Task description>
All lines in which the word "with" occurs are to be extracted.

--- Start of Material for this task ---

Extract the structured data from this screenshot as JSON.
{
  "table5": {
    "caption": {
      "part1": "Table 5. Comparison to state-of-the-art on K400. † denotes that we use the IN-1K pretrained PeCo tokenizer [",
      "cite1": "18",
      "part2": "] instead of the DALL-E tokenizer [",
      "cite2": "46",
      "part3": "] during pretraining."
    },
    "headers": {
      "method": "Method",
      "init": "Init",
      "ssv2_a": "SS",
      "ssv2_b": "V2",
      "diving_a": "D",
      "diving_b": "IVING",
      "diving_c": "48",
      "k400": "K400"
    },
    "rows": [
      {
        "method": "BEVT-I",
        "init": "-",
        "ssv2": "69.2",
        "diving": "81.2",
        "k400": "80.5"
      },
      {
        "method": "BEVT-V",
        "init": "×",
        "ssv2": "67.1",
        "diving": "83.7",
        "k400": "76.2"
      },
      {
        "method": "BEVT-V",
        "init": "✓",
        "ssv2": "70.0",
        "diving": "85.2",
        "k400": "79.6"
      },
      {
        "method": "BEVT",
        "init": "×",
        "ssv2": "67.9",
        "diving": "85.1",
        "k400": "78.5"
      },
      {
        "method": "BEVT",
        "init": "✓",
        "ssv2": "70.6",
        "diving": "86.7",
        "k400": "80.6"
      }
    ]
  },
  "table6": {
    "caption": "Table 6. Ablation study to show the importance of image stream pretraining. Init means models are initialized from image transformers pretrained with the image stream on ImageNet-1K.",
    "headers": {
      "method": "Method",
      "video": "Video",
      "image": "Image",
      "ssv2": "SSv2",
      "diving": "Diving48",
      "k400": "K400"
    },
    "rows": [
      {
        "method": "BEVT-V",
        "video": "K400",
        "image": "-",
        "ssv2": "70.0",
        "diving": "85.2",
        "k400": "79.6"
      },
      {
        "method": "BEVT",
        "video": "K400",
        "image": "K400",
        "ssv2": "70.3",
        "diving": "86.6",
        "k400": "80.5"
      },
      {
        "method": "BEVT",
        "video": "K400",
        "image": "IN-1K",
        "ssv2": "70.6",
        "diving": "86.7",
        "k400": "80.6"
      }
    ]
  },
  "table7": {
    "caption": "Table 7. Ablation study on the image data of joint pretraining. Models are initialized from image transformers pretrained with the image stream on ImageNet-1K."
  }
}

--- End of Material for this task ---

Task solution>
    "caption": "Table 6. Ablation study to show the importance of image stream pretraining. Init means models are initialized from image transformers pretrained with the image stream on ImageNet-1K.",
    "caption": "Table 7. Ablation study on the image data of joint pretraining. Models are initialized from image transformers pretrained with the image stream on ImageNet-1K."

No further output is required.